01 YeahYeahYeah Song
02 Free Radicals
03 Sound of Failure/It's Dark...Is it Always This Dark??
04 My Cosmic Autumn Rebellion
05 Vein of Stars
06 Wizard Turns On
07 It Overtakes Me/Stars Are So Big...I Am So Small...Do I 8. Stand A Chance?
08 Mr Ambulance Driver
09 Haven't Got a Clue
10 W.A.N.D.
11 Pompeii Am Gotterdammerung
12 Goin' On

      You’ll know it as soon as it starts. At War With the Mystics opens with one of the Lips’ best tracks to date. “The Yeah Yeah Yeah Song” thumps and shakes and rolls and screams and fires off in a million weird directions like fireworks, all the while being as catchy and blissful and insane as anything Oklahoma’s leading psychedelians have ever produced.

      And what’s more, this great track doesn’t dwarf the rest of the songs on the album. They have plenty to offer of their own. “The W.A.N.D.” is a great big fuzzy guitar riff rocker, “It Overtakes Me” is rollicking, frolicking fun, and “Goin’ On” closes the album with a cozy Neil Young influenced ballad. Sure, there are a lot of old tricks here – plenty of the synths, beeps and echoes are familiar from The Soft Bulletin and Yoshimi – but the Lips continue to experiment and break new ground. At War With the Mystics is the joyful sound of a band still having fun playing around with buttons and knobs: guitars and vocals are pitch-shifted left and right, drums go backward and stop and lurch forward again, birds sing.

### Material shown:
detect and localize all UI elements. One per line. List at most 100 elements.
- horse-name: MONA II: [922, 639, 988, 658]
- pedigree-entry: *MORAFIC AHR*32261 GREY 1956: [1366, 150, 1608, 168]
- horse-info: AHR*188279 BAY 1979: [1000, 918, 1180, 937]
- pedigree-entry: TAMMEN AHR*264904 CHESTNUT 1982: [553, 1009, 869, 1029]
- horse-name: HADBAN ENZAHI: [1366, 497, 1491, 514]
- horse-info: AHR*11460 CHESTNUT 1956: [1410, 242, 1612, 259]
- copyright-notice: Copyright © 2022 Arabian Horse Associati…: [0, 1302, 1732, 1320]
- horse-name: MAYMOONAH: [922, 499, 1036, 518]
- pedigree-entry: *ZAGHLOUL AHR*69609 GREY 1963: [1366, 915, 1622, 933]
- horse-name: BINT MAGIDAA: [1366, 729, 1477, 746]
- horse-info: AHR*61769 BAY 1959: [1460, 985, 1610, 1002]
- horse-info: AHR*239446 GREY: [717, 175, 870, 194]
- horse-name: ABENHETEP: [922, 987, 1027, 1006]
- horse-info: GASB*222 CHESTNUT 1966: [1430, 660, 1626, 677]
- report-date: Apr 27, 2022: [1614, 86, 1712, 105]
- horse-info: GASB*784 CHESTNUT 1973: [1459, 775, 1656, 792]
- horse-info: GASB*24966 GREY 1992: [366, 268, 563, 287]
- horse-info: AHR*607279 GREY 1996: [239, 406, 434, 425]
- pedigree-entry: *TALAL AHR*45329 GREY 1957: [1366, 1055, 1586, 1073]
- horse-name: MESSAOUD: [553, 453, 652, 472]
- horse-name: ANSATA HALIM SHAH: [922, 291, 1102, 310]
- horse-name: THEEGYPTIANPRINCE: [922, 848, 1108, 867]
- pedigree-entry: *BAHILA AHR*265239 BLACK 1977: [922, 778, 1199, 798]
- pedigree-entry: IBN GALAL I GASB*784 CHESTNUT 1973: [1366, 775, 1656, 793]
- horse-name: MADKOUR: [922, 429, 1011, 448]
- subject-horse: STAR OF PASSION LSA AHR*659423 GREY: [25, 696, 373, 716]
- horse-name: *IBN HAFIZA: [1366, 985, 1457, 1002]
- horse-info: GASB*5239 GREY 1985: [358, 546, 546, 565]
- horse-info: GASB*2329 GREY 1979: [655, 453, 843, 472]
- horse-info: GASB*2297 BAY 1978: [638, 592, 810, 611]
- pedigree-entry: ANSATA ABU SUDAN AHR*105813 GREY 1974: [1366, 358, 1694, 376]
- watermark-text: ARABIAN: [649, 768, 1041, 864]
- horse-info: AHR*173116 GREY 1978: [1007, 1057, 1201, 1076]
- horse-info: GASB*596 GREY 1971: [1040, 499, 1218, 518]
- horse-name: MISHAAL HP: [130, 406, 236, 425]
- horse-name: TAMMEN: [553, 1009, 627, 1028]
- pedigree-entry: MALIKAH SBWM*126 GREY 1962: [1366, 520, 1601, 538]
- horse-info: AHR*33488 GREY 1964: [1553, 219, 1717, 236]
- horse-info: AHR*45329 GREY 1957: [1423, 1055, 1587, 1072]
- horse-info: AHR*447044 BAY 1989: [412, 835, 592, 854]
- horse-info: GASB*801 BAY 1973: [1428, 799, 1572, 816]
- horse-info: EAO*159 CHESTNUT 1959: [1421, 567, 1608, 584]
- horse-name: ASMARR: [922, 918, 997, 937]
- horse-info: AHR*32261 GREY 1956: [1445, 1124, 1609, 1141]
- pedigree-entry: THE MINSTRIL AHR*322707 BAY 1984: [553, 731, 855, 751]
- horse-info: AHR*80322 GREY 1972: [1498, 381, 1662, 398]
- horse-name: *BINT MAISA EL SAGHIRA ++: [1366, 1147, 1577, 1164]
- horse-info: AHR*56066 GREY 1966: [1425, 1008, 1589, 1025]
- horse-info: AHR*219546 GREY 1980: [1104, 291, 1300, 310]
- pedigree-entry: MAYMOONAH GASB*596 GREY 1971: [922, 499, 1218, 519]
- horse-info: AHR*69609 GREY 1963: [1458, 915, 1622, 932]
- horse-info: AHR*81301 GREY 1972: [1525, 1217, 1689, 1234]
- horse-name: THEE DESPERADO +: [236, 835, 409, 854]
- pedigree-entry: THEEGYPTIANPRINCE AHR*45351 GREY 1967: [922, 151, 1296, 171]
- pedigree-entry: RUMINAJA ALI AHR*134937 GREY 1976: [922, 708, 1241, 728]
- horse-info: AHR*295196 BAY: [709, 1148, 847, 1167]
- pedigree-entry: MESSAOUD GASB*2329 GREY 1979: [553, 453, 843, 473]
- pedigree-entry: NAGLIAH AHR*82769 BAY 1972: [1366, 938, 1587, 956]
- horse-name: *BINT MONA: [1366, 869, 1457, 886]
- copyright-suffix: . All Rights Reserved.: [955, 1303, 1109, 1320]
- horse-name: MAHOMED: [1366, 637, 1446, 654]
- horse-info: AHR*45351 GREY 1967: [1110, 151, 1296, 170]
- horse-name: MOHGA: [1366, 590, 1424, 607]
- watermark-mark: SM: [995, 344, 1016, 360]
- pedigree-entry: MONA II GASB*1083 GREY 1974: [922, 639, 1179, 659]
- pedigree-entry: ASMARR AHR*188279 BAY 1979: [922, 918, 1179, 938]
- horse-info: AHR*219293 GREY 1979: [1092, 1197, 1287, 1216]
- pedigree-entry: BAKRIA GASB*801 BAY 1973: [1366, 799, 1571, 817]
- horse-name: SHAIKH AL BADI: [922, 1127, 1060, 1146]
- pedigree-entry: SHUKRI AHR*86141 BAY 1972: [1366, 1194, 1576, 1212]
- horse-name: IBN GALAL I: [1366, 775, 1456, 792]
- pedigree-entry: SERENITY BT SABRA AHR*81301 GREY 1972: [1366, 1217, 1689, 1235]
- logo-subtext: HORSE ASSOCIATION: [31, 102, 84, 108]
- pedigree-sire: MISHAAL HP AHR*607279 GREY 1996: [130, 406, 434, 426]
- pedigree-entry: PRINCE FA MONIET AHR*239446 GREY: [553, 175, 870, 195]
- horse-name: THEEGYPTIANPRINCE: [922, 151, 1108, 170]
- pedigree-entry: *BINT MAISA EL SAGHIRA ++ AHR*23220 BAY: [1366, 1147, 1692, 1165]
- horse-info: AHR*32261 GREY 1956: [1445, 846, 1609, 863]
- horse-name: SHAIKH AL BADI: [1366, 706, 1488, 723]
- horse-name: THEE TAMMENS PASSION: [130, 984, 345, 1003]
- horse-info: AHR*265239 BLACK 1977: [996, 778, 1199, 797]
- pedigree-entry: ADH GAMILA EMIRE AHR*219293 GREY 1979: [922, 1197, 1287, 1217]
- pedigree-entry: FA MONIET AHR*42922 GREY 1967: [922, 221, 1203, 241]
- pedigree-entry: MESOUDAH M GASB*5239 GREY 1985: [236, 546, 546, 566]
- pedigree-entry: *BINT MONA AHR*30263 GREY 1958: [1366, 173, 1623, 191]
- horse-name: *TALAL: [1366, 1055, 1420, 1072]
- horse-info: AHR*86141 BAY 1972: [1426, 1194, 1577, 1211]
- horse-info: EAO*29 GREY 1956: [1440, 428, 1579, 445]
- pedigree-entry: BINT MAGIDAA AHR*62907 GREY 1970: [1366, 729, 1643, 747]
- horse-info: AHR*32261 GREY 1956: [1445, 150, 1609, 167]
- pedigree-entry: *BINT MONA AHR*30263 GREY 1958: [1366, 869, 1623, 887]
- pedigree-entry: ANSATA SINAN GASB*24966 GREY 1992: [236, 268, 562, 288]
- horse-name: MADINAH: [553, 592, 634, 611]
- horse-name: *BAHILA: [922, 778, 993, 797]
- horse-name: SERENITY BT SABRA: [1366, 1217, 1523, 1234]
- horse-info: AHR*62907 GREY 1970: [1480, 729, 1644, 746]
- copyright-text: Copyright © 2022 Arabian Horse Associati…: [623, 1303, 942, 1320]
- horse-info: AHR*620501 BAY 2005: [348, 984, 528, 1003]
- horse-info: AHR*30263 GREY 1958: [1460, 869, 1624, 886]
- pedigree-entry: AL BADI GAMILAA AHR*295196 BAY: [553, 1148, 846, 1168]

### Activities:
1) According to the album review, which song closes the album, and what kind of song is it?
2) Pick up the At War With the Mystics review after its last sentence and keep writing it.
The rows come from a different source than the album review.

### Exercise answers:
1) "Goin' On" closes the album, and it is a cozy ballad influenced by Neil Young.

2)
      Lyrically, the album provides plenty of the hopeful existentialism Coyne and his crew have come to be known for. You only have to look at track titles like “The Sound Of Failure / It’s Dark . . . Is It Always This Dark??” or “My Cosmic Autumn Rebellion (The Inner Life As Blazing Shield Of Defiance And Optimism As Celestial Spear Of Action)” to see that. And the gentle suggestion that those evil Mystics from the title are meant to represent the Modern American Neo-Conservatives gives the album’s concept a bit more focus than its predecessors. Yet, along with the near-literary heights achieved, there are also some slip ups. There are a few times when the lyrics are stripped down to the bare, repetitive essentials and leave you with choruses like the one in “Free Radicals”. Coyne singing “You think you’re radical / But you’re not so radical / In fact you’re fanatical” is almost farcical in its simplicity, and I’m afraid it’s hard to tell whether the Flaming Lips are in on the joke.

      The shortcomings of the album, however, limited to the occasional questionable lyric and an over reliance on instrumental interludes, are far outweighed by its accomplishments. It may not be The Soft Bulletin, but how many albums are? At War With the Mystics stands on its own as an exciting and wonderful work, destined for a spot on your top ten list at the end of the year. Yes, ladies and gentlemen, the Flaming Lips have done it again.